_Data records_
▶

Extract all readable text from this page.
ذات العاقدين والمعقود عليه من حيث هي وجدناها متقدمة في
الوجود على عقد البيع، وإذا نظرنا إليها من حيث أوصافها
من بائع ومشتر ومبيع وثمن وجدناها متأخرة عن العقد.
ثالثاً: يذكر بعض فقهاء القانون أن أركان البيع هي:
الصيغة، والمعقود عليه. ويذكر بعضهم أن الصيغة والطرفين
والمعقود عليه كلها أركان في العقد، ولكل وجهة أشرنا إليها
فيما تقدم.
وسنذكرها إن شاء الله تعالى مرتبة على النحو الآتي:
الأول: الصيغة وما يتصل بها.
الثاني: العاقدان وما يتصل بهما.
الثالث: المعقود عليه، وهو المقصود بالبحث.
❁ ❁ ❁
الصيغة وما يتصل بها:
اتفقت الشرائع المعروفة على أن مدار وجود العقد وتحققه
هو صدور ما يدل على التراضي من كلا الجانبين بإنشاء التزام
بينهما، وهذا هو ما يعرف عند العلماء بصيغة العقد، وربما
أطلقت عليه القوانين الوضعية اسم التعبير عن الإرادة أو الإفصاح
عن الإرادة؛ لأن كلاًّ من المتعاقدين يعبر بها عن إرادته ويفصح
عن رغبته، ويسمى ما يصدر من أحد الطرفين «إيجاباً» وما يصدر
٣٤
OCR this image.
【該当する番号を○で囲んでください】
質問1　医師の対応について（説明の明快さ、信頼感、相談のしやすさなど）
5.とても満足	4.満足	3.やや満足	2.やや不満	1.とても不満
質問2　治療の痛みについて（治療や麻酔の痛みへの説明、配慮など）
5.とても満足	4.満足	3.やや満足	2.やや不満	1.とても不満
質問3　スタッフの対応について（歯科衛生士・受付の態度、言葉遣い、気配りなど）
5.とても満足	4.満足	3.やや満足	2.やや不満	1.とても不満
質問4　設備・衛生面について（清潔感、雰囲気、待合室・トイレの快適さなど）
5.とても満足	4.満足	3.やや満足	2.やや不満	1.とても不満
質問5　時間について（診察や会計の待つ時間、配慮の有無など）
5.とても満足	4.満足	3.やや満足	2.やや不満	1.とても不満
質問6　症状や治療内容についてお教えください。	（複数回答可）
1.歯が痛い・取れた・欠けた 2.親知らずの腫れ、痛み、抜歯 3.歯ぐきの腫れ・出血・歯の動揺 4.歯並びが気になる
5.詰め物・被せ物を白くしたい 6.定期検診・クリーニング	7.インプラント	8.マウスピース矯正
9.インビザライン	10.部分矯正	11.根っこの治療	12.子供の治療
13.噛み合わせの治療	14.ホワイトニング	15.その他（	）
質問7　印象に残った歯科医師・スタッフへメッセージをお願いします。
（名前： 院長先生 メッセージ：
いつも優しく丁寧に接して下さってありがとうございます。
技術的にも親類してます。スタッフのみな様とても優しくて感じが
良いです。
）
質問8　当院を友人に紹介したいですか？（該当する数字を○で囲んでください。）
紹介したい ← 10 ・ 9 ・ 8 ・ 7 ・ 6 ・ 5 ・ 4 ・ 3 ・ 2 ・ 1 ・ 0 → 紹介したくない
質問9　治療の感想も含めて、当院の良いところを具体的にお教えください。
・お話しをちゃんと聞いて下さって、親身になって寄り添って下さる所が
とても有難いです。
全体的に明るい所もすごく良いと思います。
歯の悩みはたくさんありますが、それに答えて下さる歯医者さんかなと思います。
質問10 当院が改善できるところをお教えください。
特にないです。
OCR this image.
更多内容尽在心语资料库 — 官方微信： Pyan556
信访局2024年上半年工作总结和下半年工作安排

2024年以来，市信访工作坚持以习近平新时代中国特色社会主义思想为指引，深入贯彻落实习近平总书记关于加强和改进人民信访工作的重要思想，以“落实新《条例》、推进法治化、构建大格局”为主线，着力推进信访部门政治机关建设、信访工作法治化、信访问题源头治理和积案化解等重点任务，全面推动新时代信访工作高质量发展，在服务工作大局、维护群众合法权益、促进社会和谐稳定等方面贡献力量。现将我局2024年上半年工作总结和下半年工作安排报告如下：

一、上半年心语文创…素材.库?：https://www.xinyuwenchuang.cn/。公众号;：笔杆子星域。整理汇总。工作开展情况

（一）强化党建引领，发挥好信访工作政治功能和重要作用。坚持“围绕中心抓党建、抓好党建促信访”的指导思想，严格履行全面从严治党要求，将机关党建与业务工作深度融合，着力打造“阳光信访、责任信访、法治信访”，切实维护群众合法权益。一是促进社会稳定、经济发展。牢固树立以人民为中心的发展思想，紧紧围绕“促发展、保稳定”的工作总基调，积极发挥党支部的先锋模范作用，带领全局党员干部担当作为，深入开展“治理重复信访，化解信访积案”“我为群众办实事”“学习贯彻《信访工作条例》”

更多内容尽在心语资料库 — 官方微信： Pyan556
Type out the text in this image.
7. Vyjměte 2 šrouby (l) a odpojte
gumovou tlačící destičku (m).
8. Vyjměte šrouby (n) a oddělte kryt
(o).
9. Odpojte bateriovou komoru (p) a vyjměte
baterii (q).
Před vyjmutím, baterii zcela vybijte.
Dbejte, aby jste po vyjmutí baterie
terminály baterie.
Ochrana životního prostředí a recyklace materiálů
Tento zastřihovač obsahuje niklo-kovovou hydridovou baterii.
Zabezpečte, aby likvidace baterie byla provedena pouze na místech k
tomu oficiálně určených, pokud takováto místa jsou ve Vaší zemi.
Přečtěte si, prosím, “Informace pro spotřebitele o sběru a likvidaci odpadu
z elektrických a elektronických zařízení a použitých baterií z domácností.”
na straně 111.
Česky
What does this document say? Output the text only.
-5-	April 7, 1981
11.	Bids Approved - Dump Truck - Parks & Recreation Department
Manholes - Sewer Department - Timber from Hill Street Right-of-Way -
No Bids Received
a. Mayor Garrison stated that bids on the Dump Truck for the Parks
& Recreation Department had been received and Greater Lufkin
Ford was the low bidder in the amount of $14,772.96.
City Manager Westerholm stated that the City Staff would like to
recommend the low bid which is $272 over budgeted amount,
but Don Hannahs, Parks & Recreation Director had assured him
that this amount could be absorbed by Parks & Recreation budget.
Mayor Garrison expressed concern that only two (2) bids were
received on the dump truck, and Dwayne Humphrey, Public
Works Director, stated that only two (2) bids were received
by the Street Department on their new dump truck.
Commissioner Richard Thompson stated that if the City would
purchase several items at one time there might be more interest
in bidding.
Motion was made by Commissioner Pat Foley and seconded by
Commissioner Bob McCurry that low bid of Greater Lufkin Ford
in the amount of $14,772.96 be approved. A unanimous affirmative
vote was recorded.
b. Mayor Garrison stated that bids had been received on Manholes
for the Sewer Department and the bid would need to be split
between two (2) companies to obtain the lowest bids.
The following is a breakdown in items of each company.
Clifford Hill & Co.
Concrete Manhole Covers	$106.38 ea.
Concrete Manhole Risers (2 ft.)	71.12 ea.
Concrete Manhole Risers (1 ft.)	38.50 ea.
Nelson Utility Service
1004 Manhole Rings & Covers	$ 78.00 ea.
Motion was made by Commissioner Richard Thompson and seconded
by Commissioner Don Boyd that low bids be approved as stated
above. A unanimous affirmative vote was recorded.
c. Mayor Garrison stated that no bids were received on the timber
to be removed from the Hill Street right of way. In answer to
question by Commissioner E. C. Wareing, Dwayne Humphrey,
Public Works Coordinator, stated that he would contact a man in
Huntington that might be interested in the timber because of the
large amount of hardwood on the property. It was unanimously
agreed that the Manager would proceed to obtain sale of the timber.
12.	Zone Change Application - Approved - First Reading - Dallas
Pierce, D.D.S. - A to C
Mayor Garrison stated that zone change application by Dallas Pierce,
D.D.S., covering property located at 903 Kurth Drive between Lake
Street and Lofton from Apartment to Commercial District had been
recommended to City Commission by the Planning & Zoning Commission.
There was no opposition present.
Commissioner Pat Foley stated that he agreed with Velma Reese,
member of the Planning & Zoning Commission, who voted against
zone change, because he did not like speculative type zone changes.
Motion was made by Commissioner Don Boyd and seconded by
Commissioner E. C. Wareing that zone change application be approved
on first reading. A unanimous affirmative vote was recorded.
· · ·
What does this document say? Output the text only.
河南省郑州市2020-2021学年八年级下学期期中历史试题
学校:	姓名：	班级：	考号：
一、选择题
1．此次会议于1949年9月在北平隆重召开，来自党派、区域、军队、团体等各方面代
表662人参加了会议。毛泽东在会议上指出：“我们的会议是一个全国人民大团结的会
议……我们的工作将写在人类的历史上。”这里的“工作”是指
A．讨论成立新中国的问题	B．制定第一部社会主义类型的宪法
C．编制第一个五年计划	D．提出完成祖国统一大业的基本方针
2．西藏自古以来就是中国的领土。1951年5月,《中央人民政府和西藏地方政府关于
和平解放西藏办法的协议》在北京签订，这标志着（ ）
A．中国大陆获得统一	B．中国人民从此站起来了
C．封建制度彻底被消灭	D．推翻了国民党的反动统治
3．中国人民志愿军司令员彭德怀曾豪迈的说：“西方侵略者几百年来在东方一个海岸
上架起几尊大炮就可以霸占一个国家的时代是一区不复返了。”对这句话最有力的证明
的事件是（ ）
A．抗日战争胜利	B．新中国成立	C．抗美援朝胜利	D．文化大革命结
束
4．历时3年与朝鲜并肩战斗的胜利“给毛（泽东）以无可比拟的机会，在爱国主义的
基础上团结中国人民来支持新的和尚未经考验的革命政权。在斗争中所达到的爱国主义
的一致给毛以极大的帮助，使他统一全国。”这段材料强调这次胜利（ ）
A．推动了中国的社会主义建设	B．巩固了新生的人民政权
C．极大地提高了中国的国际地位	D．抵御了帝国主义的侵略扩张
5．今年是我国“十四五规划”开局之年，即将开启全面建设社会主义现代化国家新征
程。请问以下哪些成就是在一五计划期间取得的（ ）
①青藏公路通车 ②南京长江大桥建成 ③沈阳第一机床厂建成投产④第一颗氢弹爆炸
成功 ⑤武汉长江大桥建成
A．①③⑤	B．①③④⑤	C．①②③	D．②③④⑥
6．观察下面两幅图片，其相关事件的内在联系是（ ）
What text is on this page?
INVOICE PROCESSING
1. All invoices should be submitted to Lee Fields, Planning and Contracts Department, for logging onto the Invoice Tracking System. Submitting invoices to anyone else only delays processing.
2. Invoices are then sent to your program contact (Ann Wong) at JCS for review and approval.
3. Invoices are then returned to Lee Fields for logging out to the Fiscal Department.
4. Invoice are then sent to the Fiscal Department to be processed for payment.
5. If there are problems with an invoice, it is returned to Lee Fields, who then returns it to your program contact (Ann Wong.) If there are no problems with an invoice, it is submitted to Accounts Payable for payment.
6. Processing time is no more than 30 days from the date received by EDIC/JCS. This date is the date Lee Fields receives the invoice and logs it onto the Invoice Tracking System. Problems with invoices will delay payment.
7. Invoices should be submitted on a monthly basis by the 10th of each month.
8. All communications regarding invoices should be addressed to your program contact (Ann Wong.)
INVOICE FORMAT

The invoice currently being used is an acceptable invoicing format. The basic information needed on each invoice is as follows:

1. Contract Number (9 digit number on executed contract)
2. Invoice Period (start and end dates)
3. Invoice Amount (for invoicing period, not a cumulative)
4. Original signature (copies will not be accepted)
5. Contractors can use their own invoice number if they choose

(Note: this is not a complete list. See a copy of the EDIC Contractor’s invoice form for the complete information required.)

◀

_SHORT EXERCISE_
Every line of the listing that holds "Risers" should be found and copied.

_CORRECT RESPONSE_
Concrete Manhole Risers (2 ft.)	71.12 ea.
Concrete Manhole Risers (1 ft.)	38.50 ea.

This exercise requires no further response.